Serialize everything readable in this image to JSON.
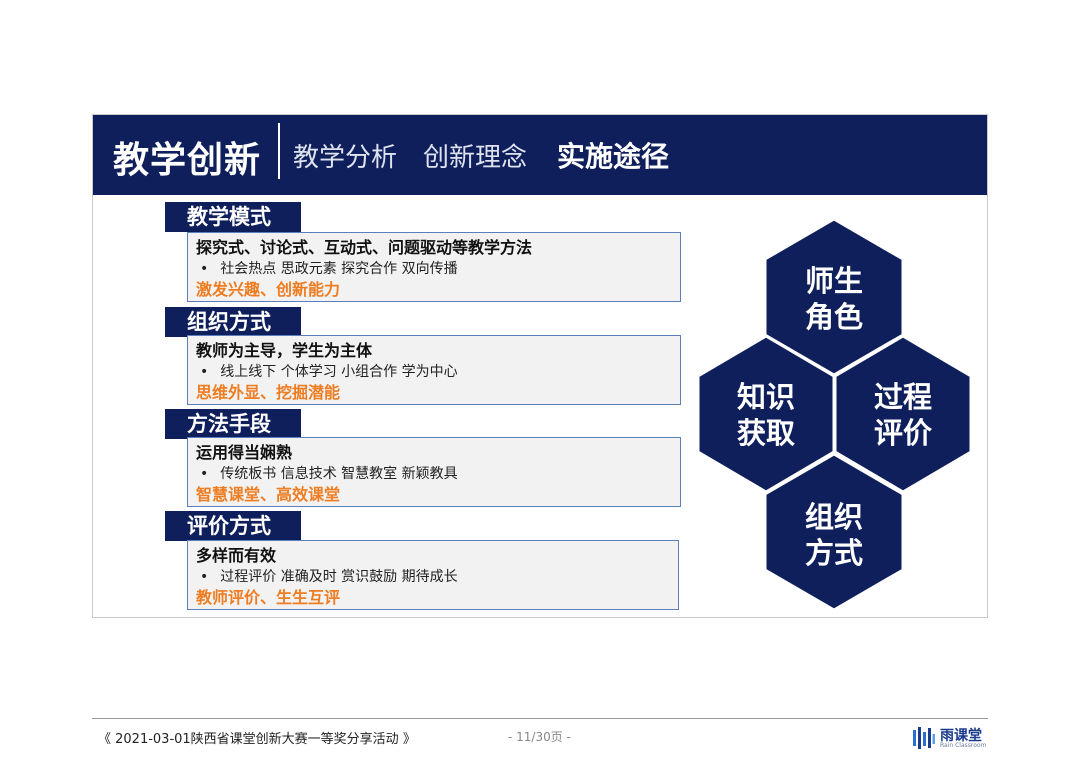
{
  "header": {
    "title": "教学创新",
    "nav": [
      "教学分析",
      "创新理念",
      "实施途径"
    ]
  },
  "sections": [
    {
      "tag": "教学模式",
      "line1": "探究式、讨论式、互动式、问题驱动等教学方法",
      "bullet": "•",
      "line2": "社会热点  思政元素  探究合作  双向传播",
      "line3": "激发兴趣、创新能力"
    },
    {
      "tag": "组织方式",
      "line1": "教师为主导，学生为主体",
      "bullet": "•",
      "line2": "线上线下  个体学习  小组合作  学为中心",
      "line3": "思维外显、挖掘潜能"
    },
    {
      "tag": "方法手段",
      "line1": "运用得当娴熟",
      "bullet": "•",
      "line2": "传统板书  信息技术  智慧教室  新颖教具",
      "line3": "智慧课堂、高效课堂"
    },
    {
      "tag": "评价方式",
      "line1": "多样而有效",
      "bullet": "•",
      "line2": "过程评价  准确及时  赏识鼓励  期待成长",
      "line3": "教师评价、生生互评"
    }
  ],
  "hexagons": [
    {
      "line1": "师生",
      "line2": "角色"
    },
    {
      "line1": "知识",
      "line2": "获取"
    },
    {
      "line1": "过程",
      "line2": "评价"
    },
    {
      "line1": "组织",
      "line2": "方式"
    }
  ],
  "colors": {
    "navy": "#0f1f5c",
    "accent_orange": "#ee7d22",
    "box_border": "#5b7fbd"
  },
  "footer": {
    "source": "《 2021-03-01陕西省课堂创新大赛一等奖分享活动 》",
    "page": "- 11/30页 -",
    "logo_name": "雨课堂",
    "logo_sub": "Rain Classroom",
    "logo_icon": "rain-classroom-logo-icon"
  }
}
^^^^^^^^
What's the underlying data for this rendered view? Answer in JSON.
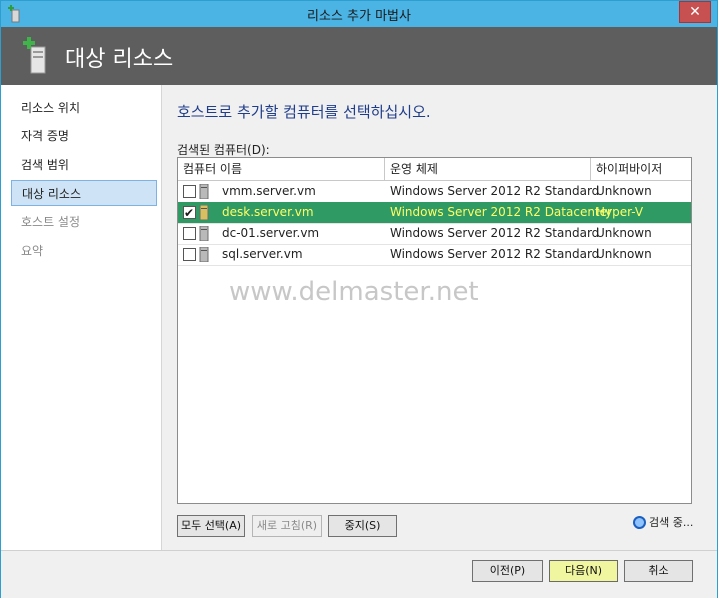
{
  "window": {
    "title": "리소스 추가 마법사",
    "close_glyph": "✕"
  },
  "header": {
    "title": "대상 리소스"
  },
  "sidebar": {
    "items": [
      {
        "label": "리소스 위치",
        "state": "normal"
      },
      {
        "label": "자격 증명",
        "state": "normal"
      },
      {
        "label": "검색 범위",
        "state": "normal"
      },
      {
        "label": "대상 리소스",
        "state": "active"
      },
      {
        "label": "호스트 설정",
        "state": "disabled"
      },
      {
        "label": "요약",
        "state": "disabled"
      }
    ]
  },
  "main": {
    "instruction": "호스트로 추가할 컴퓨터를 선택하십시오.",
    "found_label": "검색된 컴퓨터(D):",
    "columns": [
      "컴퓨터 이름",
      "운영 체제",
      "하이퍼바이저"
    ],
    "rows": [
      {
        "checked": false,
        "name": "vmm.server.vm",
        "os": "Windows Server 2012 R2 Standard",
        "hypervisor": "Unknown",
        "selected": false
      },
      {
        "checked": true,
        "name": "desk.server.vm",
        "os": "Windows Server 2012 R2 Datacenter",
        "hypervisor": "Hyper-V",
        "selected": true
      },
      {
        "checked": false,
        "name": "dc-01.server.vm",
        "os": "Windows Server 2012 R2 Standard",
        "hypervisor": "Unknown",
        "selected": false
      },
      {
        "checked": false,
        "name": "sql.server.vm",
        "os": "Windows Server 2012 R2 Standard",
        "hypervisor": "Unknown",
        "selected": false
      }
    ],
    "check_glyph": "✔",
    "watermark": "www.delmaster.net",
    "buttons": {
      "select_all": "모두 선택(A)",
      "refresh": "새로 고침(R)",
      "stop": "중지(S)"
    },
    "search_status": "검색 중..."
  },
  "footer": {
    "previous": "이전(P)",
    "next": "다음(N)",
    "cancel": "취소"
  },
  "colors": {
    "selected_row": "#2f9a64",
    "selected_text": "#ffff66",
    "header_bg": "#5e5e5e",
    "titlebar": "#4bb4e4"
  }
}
^^^^^^^^
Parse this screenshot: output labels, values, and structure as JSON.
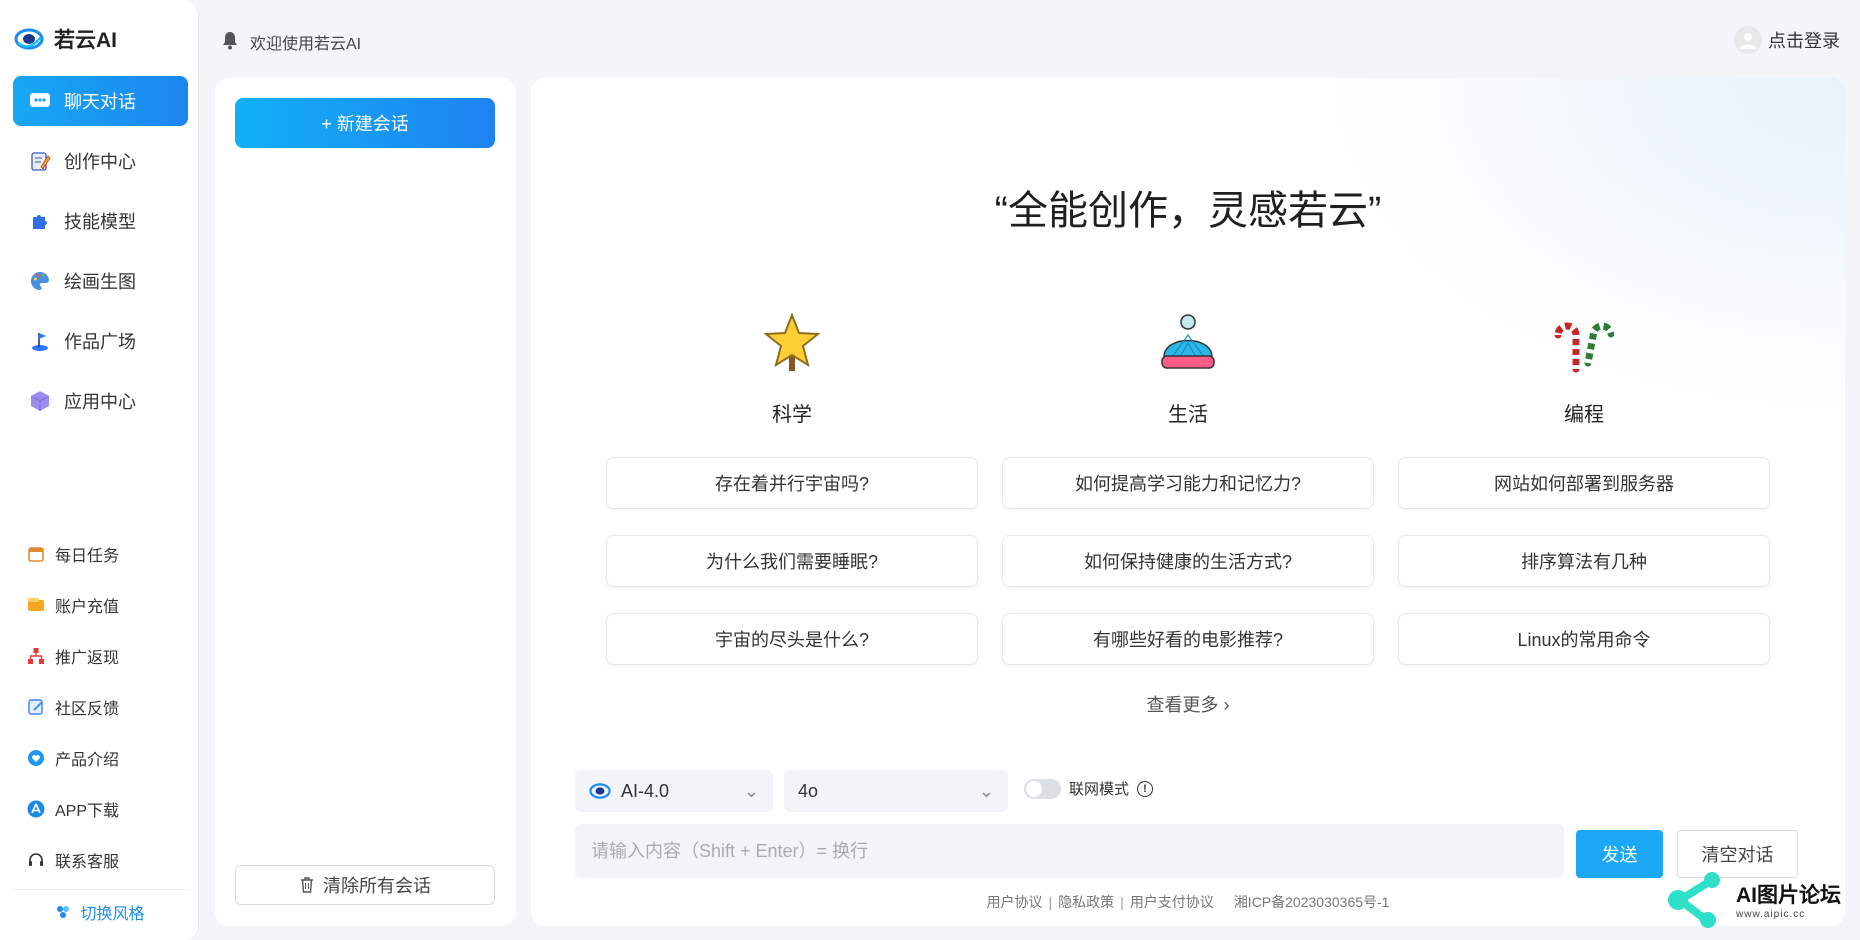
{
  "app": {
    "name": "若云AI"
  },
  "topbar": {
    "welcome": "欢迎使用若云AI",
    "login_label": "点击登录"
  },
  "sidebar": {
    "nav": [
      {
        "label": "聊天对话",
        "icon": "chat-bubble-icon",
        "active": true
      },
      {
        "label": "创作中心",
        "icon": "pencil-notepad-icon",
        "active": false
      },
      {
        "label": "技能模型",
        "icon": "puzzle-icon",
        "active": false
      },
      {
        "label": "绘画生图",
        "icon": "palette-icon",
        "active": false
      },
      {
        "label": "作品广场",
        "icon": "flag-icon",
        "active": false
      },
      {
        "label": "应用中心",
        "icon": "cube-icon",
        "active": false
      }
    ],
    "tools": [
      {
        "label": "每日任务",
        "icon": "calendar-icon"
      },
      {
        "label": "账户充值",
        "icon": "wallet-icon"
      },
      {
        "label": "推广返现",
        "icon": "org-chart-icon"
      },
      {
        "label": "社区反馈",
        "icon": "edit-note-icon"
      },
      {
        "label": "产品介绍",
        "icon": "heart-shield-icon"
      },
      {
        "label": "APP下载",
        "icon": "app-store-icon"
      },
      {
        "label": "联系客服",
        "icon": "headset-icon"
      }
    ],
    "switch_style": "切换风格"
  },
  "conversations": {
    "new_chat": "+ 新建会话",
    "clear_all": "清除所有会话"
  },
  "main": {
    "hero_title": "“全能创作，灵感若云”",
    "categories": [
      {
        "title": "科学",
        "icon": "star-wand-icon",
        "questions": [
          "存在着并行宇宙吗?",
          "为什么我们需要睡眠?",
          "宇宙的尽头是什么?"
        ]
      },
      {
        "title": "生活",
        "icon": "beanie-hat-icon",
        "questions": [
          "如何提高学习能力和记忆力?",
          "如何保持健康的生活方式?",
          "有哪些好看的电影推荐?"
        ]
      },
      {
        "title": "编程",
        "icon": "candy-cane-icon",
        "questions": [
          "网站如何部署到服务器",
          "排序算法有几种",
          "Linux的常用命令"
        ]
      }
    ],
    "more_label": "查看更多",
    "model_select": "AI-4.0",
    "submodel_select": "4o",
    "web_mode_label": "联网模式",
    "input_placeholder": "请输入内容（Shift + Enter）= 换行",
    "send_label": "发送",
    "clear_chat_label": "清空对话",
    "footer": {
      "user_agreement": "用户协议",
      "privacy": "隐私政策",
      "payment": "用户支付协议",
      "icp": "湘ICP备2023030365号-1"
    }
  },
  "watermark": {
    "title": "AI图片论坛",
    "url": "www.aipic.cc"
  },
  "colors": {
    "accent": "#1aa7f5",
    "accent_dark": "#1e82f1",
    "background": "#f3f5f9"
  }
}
^^^^^^^^
Request
Report how many lines of the listing hold the word "watermark", with nothing but the number.

Response below
2